--- begin Supplied records ---

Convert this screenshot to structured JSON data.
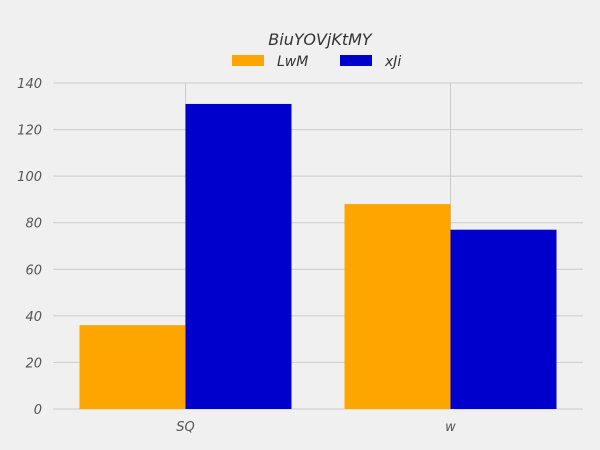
{
  "chart_data": {
    "type": "bar",
    "title": "BiuYOVjKtMY",
    "xlabel": "",
    "ylabel": "",
    "categories": [
      "SQ",
      "w"
    ],
    "series": [
      {
        "name": "LwM",
        "values": [
          36,
          88
        ],
        "color": "#ffa500"
      },
      {
        "name": "xJi",
        "values": [
          131,
          77
        ],
        "color": "#0000cd"
      }
    ],
    "ylim": [
      0,
      140
    ],
    "yticks": [
      0,
      20,
      40,
      60,
      80,
      100,
      120,
      140
    ],
    "yticks_labels": [
      "0",
      "20",
      "40",
      "60",
      "80",
      "100",
      "120",
      "140"
    ],
    "grid": true,
    "legend_position": "top-center",
    "background": "#f0f0f0"
  }
}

--- end Supplied records ---

• The problem: Word for word, quote the full listing, omitting every picture.

• Response to this task:
Convert this screenshot to structured JSON data.
{
  "chart_data": {
    "type": "bar",
    "title": "BiuYOVjKtMY",
    "xlabel": "",
    "ylabel": "",
    "categories": [
      "SQ",
      "w"
    ],
    "series": [
      {
        "name": "LwM",
        "values": [
          36,
          88
        ],
        "color": "#ffa500"
      },
      {
        "name": "xJi",
        "values": [
          131,
          77
        ],
        "color": "#0000cd"
      }
    ],
    "ylim": [
      0,
      140
    ],
    "yticks": [
      0,
      20,
      40,
      60,
      80,
      100,
      120,
      140
    ],
    "yticks_labels": [
      "0",
      "20",
      "40",
      "60",
      "80",
      "100",
      "120",
      "140"
    ],
    "grid": true,
    "legend_position": "top-center",
    "background": "#f0f0f0"
  }
}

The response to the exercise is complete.